▶ **EXERCISE**
Pull out every line in the data that has the string "true" in it.

## Start EXTRACTED INFORMATION

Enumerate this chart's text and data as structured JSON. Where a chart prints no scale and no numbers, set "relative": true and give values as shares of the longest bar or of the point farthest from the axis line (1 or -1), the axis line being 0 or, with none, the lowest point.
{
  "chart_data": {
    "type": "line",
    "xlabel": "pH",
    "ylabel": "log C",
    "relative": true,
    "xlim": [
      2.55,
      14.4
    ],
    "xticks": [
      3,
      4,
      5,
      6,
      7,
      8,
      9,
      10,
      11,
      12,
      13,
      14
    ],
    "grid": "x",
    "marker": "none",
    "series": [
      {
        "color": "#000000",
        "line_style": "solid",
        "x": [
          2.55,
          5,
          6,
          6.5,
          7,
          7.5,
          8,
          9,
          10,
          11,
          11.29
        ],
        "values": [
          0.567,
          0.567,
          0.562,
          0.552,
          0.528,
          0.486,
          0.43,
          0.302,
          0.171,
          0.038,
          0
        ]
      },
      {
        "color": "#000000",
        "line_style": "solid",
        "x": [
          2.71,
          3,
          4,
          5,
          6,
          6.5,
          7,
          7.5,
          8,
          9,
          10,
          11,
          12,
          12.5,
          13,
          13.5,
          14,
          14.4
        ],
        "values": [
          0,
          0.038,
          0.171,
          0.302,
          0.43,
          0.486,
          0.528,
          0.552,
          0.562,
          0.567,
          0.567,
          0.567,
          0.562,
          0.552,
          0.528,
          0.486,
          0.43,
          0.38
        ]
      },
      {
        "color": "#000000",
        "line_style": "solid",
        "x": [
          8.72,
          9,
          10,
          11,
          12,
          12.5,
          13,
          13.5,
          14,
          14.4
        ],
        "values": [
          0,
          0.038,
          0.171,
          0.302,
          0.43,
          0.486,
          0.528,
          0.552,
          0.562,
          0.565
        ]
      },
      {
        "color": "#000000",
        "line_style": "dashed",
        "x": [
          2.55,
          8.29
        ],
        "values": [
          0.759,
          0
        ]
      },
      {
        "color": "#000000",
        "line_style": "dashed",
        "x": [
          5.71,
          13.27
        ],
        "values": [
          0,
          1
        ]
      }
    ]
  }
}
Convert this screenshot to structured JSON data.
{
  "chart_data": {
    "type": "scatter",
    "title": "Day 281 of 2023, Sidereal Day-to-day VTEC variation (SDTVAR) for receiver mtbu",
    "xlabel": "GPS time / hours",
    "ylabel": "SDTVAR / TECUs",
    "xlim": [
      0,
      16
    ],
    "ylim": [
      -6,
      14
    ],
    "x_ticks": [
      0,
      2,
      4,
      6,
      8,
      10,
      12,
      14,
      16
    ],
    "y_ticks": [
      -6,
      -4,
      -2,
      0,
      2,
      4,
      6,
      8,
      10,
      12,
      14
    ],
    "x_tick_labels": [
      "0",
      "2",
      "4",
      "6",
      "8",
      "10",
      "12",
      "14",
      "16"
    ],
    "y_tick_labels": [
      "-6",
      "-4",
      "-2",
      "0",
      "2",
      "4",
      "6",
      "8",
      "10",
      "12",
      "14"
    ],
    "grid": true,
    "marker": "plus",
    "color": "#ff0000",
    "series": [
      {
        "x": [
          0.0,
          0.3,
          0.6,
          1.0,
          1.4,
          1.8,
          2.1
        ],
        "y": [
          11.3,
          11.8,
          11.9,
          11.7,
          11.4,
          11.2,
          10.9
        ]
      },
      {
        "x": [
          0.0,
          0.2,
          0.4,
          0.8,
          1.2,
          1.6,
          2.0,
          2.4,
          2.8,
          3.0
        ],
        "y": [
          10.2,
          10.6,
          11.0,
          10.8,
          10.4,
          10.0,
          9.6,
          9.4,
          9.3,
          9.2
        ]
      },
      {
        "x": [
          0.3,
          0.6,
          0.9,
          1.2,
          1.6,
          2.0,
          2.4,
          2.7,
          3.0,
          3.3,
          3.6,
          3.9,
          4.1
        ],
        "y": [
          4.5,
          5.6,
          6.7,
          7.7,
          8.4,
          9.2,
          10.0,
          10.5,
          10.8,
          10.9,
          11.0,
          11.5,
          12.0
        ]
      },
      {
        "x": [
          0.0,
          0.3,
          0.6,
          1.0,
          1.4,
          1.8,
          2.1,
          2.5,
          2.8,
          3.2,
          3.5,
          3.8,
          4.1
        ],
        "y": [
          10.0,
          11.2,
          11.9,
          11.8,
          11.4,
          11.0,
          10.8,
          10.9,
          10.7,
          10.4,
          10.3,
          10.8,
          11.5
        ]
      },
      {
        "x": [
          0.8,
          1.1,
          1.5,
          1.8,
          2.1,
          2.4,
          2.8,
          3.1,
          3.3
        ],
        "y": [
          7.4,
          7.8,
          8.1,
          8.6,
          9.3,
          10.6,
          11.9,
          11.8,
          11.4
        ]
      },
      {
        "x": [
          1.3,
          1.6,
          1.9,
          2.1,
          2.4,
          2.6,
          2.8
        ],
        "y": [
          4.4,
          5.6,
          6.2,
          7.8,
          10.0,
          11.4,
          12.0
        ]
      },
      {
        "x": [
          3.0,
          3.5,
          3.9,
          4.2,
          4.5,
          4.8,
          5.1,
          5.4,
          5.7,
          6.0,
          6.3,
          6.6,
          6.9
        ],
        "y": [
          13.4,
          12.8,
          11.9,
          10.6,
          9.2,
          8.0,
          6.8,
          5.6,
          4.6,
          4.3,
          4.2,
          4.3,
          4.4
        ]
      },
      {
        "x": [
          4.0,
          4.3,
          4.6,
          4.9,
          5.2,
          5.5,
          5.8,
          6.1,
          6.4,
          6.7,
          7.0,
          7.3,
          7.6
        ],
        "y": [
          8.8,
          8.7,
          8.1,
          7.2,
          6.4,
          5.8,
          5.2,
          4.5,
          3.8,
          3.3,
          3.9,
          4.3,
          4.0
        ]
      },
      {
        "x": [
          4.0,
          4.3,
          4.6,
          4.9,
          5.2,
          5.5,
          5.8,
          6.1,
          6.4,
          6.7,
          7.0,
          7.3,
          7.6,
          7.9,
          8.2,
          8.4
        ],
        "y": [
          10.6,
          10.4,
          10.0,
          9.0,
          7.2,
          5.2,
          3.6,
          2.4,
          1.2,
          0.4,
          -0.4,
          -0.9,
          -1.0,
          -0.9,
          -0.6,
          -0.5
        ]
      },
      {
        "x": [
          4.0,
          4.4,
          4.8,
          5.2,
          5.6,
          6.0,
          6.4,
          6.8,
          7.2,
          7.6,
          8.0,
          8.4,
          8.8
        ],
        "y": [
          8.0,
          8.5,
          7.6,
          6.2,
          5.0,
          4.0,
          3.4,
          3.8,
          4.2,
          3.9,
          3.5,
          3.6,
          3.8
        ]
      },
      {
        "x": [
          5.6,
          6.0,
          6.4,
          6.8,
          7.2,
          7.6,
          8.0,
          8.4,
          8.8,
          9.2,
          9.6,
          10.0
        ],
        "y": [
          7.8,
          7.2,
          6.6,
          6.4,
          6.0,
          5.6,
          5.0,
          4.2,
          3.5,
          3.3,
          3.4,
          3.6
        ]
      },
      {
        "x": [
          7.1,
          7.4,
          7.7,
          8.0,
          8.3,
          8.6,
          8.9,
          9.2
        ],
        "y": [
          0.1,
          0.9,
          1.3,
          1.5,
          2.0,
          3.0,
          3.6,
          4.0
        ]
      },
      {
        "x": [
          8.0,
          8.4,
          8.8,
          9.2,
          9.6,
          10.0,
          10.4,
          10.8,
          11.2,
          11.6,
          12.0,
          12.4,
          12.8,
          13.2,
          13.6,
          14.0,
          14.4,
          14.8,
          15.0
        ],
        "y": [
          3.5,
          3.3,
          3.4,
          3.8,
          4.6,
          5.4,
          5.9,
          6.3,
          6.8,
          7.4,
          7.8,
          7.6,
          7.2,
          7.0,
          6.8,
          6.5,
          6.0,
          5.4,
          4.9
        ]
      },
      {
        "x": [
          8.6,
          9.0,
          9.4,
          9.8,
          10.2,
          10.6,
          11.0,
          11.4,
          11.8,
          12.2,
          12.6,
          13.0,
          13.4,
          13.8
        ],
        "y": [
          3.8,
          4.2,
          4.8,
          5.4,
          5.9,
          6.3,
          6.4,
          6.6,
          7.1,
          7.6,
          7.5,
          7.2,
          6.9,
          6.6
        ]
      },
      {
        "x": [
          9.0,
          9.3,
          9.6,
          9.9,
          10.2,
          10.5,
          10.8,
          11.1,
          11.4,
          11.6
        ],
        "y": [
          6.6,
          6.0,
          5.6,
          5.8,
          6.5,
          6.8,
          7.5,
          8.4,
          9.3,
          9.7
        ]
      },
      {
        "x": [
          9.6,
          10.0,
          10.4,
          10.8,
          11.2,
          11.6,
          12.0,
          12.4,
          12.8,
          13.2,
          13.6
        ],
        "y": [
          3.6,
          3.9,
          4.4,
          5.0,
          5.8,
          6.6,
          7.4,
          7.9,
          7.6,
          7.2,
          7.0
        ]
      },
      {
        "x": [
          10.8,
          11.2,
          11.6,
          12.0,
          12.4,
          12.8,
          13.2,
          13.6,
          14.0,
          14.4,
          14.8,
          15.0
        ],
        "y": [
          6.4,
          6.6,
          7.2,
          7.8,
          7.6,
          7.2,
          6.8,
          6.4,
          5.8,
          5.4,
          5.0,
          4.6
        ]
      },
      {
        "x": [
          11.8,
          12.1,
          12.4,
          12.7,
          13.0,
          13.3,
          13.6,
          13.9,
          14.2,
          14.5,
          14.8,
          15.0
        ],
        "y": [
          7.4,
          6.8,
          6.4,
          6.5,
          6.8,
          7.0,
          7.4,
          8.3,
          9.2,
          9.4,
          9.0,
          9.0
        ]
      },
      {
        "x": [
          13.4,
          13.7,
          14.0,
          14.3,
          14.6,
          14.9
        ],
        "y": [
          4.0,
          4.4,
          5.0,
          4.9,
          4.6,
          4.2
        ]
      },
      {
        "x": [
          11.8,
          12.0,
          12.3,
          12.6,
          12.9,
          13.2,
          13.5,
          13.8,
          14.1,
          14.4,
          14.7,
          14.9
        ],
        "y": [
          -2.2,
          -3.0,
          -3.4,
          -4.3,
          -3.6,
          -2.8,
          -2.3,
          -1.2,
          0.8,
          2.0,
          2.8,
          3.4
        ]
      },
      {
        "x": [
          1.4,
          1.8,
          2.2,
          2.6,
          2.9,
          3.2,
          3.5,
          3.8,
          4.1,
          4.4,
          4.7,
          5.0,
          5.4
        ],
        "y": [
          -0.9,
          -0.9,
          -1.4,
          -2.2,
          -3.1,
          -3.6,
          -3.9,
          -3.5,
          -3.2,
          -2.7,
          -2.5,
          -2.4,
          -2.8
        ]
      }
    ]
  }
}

## End EXTRACTED INFORMATION

▶ **RESPONSE TO THIS TASK**
Enumerate this chart's text and data as structured JSON. Where a chart prints no scale and no numbers, set "relative": true and give values as shares of the longest bar or of the point farthest from the axis line (1 or -1), the axis line being 0 or, with none, the lowest point.
    "relative": true,
    "grid": true,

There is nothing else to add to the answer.